-- What the task requires --
Give the number of lines that contain the string "JSON", and nothing else.

— Begin Given data —

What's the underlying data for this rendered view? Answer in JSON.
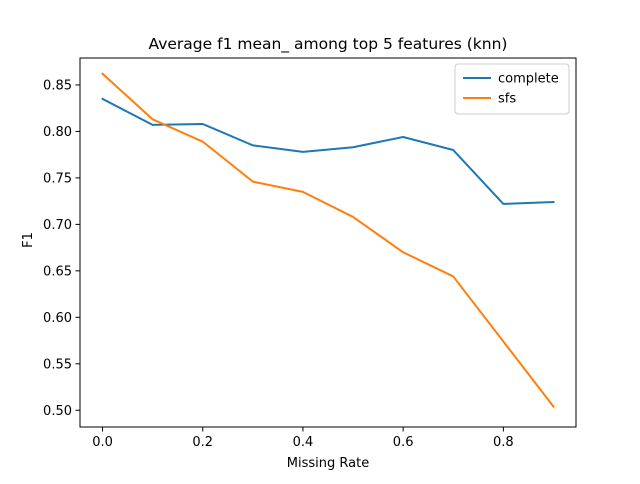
{
  "chart_data": {
    "type": "line",
    "title": "Average f1 mean_ among top 5 features (knn)",
    "xlabel": "Missing Rate",
    "ylabel": "F1",
    "xlim": [
      -0.045,
      0.945
    ],
    "ylim": [
      0.482,
      0.879
    ],
    "x": [
      0.0,
      0.1,
      0.2,
      0.3,
      0.4,
      0.5,
      0.6,
      0.7,
      0.8,
      0.9
    ],
    "xticks": [
      0.0,
      0.2,
      0.4,
      0.6,
      0.8
    ],
    "xtick_labels": [
      "0.0",
      "0.2",
      "0.4",
      "0.6",
      "0.8"
    ],
    "yticks": [
      0.5,
      0.55,
      0.6,
      0.65,
      0.7,
      0.75,
      0.8,
      0.85
    ],
    "ytick_labels": [
      "0.50",
      "0.55",
      "0.60",
      "0.65",
      "0.70",
      "0.75",
      "0.80",
      "0.85"
    ],
    "grid": false,
    "legend_position": "upper right",
    "series": [
      {
        "name": "complete",
        "color": "#1f77b4",
        "values": [
          0.835,
          0.807,
          0.808,
          0.785,
          0.778,
          0.783,
          0.794,
          0.78,
          0.722,
          0.724
        ]
      },
      {
        "name": "sfs",
        "color": "#ff7f0e",
        "values": [
          0.862,
          0.813,
          0.789,
          0.746,
          0.735,
          0.708,
          0.67,
          0.644,
          0.574,
          0.504
        ]
      }
    ]
  }
}
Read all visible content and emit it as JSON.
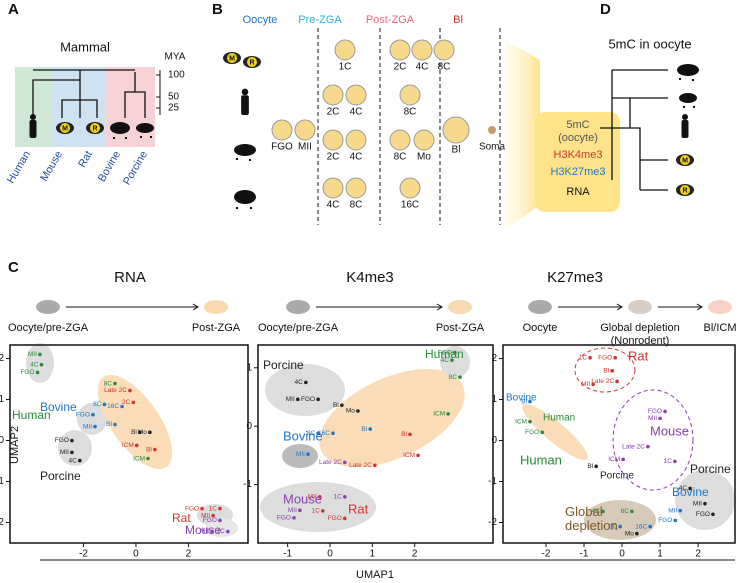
{
  "species_marks": [
    "M",
    "R"
  ],
  "panels": {
    "A": {
      "letter": "A",
      "title": "Mammal",
      "unit": "MYA",
      "ticks": [
        100,
        50,
        25
      ],
      "species": [
        "Human",
        "Mouse",
        "Rat",
        "Bovine",
        "Porcine"
      ]
    },
    "B": {
      "letter": "B",
      "stages": [
        "Oocyte",
        "Pre-ZGA",
        "Post-ZGA",
        "Bl"
      ],
      "stage_colors": [
        "#1f77c4",
        "#2fb3d6",
        "#e96a7a",
        "#d0342c"
      ],
      "rows": [
        [
          "1C",
          "2C",
          "4C",
          "8C"
        ],
        [
          "2C",
          "4C",
          "8C"
        ],
        [
          "FGO",
          "MII",
          "2C",
          "4C",
          "8C",
          "Mo",
          "Bl",
          "Soma"
        ],
        [
          "4C",
          "8C",
          "16C"
        ]
      ],
      "marks": [
        "5mC",
        "(oocyte)",
        "H3K4me3",
        "H3K27me3",
        "RNA"
      ],
      "mark_colors": [
        "#555",
        "#555",
        "#c0392b",
        "#1f77c4",
        "#111"
      ]
    },
    "C": {
      "letter": "C",
      "x_label": "UMAP1",
      "y_label": "UMAP2",
      "schemes": [
        {
          "title": "RNA",
          "stages": [
            [
              "Oocyte/pre-ZGA"
            ],
            [
              "Post-ZGA"
            ]
          ]
        },
        {
          "title": "K4me3",
          "stages": [
            [
              "Oocyte/pre-ZGA"
            ],
            [
              "Post-ZGA"
            ]
          ]
        },
        {
          "title": "K27me3",
          "stages": [
            [
              "Oocyte"
            ],
            [
              "Global depletion",
              "(Nonrodent)"
            ],
            [
              "Bl/ICM"
            ]
          ]
        }
      ]
    },
    "D": {
      "letter": "D",
      "title": "5mC in oocyte"
    }
  },
  "chart_data": [
    {
      "type": "scatter",
      "xlim": [
        -4.8,
        4.27
      ],
      "ylim": [
        -2.5,
        2.33
      ],
      "xticks": [
        -2,
        0,
        2
      ],
      "yticks": [
        2,
        1,
        0,
        -1,
        -2
      ],
      "point_labels": [
        "MII",
        "4C",
        "FGO",
        "FGO",
        "MII",
        "8C",
        "Late 2C",
        "8C",
        "16C",
        "Bl",
        "2C",
        "Bl",
        "Mo",
        "ICM",
        "Bl",
        "ICM",
        "FGO",
        "MII",
        "4C",
        "FGO",
        "1C",
        "MII",
        "FGO",
        "MII",
        "1C"
      ],
      "x": [
        -3.66,
        -3.6,
        -3.75,
        -1.64,
        -1.56,
        -0.8,
        -0.23,
        -1.2,
        -0.53,
        -0.8,
        -0.1,
        0.15,
        0.53,
        0.03,
        0.72,
        0.46,
        -2.44,
        -2.44,
        -2.14,
        2.52,
        3.2,
        2.94,
        3.2,
        2.9,
        3.5
      ],
      "values": [
        2.1,
        1.85,
        1.66,
        0.63,
        0.34,
        1.39,
        1.22,
        0.88,
        0.83,
        0.39,
        0.93,
        0.2,
        0.2,
        -0.12,
        -0.22,
        -0.44,
        0,
        -0.29,
        -0.49,
        -1.66,
        -1.66,
        -1.83,
        -1.95,
        -2.22,
        -2.22
      ],
      "colors": [
        "#2a8a3a",
        "#2a8a3a",
        "#2a8a3a",
        "#1f77c4",
        "#1f77c4",
        "#2a8a3a",
        "#d0342c",
        "#1f77c4",
        "#1f77c4",
        "#1f77c4",
        "#d0342c",
        "#222",
        "#222",
        "#d0342c",
        "#d0342c",
        "#2a8a3a",
        "#222",
        "#222",
        "#222",
        "#d0342c",
        "#d0342c",
        "#d0342c",
        "#8a3fb0",
        "#8a3fb0",
        "#8a3fb0"
      ],
      "annotations": [
        "Human",
        "Bovine",
        "Porcine",
        "Rat",
        "Mouse"
      ],
      "annotation_colors": [
        "#2a8a3a",
        "#1f77c4",
        "#222",
        "#d0342c",
        "#8a3fb0"
      ]
    },
    {
      "type": "scatter",
      "xlim": [
        -1.7,
        3.85
      ],
      "ylim": [
        -2.0,
        1.39
      ],
      "xticks": [
        -1,
        0,
        1,
        2
      ],
      "yticks": [
        1,
        0,
        -1
      ],
      "point_labels": [
        "4C",
        "MII",
        "FGO",
        "MII",
        "FGO",
        "4C",
        "8C",
        "ICM",
        "Bl",
        "Mo",
        "8C",
        "16C",
        "Bl",
        "Bl",
        "ICM",
        "Late 2C",
        "Late 2C",
        "1C",
        "MII",
        "FGO",
        "MII",
        "FGO",
        "1C"
      ],
      "x": [
        -0.57,
        -0.76,
        -0.28,
        -0.52,
        2.95,
        2.88,
        3.07,
        2.79,
        0.28,
        0.66,
        -0.28,
        0.07,
        0.95,
        1.89,
        2.08,
        1.06,
        0.35,
        0.35,
        -0.24,
        -0.85,
        -0.71,
        0.35,
        -0.17
      ],
      "values": [
        0.75,
        0.46,
        0.46,
        -0.48,
        1.26,
        1.13,
        0.84,
        0.21,
        0.36,
        0.26,
        -0.12,
        -0.12,
        -0.05,
        -0.14,
        -0.5,
        -0.67,
        -0.62,
        -1.21,
        -1.21,
        -1.57,
        -1.44,
        -1.58,
        -1.45
      ],
      "colors": [
        "#222",
        "#222",
        "#222",
        "#1f77c4",
        "#2a8a3a",
        "#2a8a3a",
        "#2a8a3a",
        "#2a8a3a",
        "#222",
        "#222",
        "#1f77c4",
        "#1f77c4",
        "#1f77c4",
        "#d0342c",
        "#d0342c",
        "#d0342c",
        "#8a3fb0",
        "#8a3fb0",
        "#d0342c",
        "#8a3fb0",
        "#8a3fb0",
        "#d0342c",
        "#d0342c"
      ],
      "annotations": [
        "Porcine",
        "Human",
        "Bovine",
        "Mouse",
        "Rat"
      ],
      "annotation_colors": [
        "#222",
        "#2a8a3a",
        "#1f77c4",
        "#8a3fb0",
        "#d0342c"
      ]
    },
    {
      "type": "scatter",
      "xlim": [
        -3.13,
        2.97
      ],
      "ylim": [
        -2.5,
        2.33
      ],
      "xticks": [
        -2,
        -1,
        0,
        1,
        2
      ],
      "yticks": [
        2,
        1,
        0,
        -1,
        -2
      ],
      "point_labels": [
        "1C",
        "FGO",
        "Bl",
        "MII",
        "Late 2C",
        "Bl",
        "ICM",
        "FGO",
        "FGO",
        "MII",
        "Late 2C",
        "1C",
        "ICM",
        "Bl",
        "4C",
        "MII",
        "FGO",
        "MII",
        "FGO",
        "4C",
        "8C",
        "8C",
        "16C",
        "Mo"
      ],
      "x": [
        -0.84,
        -0.18,
        -0.26,
        -0.76,
        -0.13,
        -2.42,
        -2.42,
        -2.1,
        1.13,
        1.0,
        0.68,
        1.39,
        0.03,
        -0.68,
        1.79,
        2.18,
        2.39,
        1.53,
        1.4,
        -0.5,
        0.26,
        -0.05,
        0.74,
        0.39
      ],
      "values": [
        2.02,
        2.02,
        1.7,
        1.37,
        1.44,
        0.95,
        0.46,
        0.2,
        0.71,
        0.54,
        -0.15,
        -0.51,
        -0.46,
        -0.63,
        -1.17,
        -1.54,
        -1.8,
        -1.71,
        -1.95,
        -1.73,
        -1.73,
        -2.1,
        -2.1,
        -2.27
      ],
      "colors": [
        "#d0342c",
        "#d0342c",
        "#d0342c",
        "#d0342c",
        "#d0342c",
        "#1f77c4",
        "#2a8a3a",
        "#2a8a3a",
        "#8a3fb0",
        "#8a3fb0",
        "#8a3fb0",
        "#8a3fb0",
        "#8a3fb0",
        "#222",
        "#222",
        "#222",
        "#222",
        "#1f77c4",
        "#1f77c4",
        "#2a8a3a",
        "#2a8a3a",
        "#1f77c4",
        "#1f77c4",
        "#222"
      ],
      "annotations": [
        "Rat",
        "Bovine",
        "Human",
        "Human",
        "Porcine",
        "Mouse",
        "Bovine",
        "Porcine",
        "Global depletion"
      ],
      "annotation_colors": [
        "#d0342c",
        "#1f77c4",
        "#2a8a3a",
        "#2a8a3a",
        "#222",
        "#8a3fb0",
        "#1f77c4",
        "#222",
        "#7a5a2a"
      ]
    }
  ]
}
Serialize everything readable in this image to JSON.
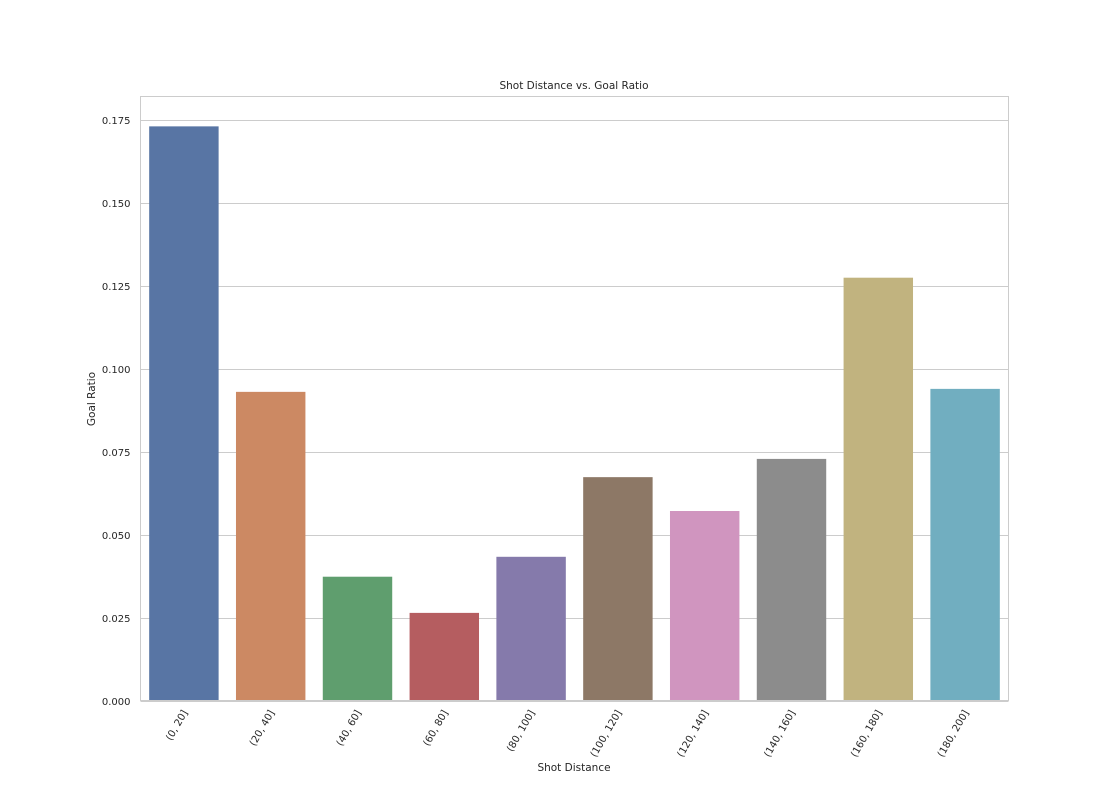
{
  "chart_data": {
    "type": "bar",
    "title": "Shot Distance vs. Goal Ratio",
    "xlabel": "Shot Distance",
    "ylabel": "Goal Ratio",
    "categories": [
      "(0, 20]",
      "(20, 40]",
      "(40, 60]",
      "(60, 80]",
      "(80, 100]",
      "(100, 120]",
      "(120, 140]",
      "(140, 160]",
      "(160, 180]",
      "(180, 200]"
    ],
    "values": [
      0.173,
      0.093,
      0.0373,
      0.0264,
      0.0433,
      0.0673,
      0.0571,
      0.0728,
      0.1274,
      0.0939
    ],
    "ylim": [
      0,
      0.182
    ],
    "yticks": [
      "0.000",
      "0.025",
      "0.050",
      "0.075",
      "0.100",
      "0.125",
      "0.150",
      "0.175"
    ],
    "ytick_values": [
      0,
      0.025,
      0.05,
      0.075,
      0.1,
      0.125,
      0.15,
      0.175
    ],
    "colors": [
      "#5875a4",
      "#cc8963",
      "#5f9e6e",
      "#b55d60",
      "#857aab",
      "#8d7866",
      "#d095bf",
      "#8c8c8c",
      "#c1b37f",
      "#71aec0"
    ],
    "grid": "horizontal"
  }
}
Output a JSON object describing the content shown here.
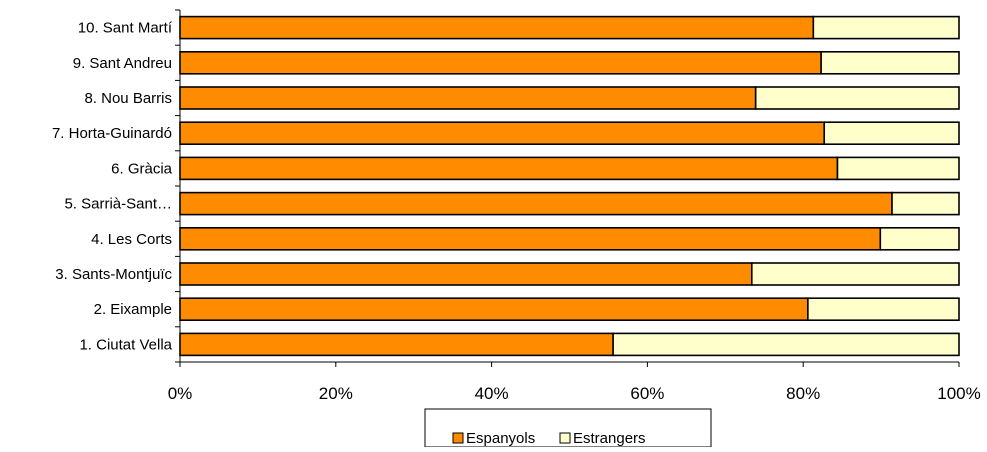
{
  "chart_data": {
    "type": "bar",
    "orientation": "horizontal",
    "stacked": "percent",
    "title": "",
    "xlabel": "",
    "ylabel": "",
    "categories": [
      "1. Ciutat Vella",
      "2. Eixample",
      "3. Sants-Montjuïc",
      "4. Les Corts",
      "5. Sarrià-Sant…",
      "6. Gràcia",
      "7. Horta-Guinardó",
      "8. Nou Barris",
      "9. Sant Andreu",
      "10. Sant Martí"
    ],
    "series": [
      {
        "name": "Espanyols",
        "color": "#ff8c00",
        "values": [
          55.6,
          80.6,
          73.4,
          89.9,
          91.4,
          84.4,
          82.7,
          73.9,
          82.3,
          81.3
        ]
      },
      {
        "name": "Estrangers",
        "color": "#ffffcc",
        "values": [
          44.4,
          19.4,
          26.6,
          10.1,
          8.6,
          15.6,
          17.3,
          26.1,
          17.7,
          18.7
        ]
      }
    ],
    "xlim": [
      0,
      100
    ],
    "xticks": [
      "0%",
      "20%",
      "40%",
      "60%",
      "80%",
      "100%"
    ],
    "grid": false,
    "legend": {
      "position": "bottom",
      "entries": [
        "Espanyols",
        "Estrangers"
      ]
    }
  }
}
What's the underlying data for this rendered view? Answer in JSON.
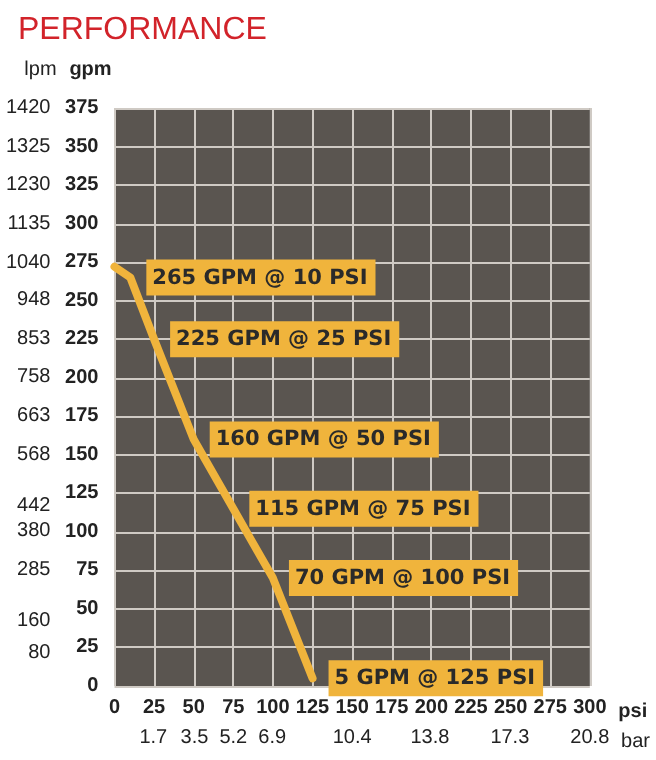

— End Given data —

-- Answer to the problem --
5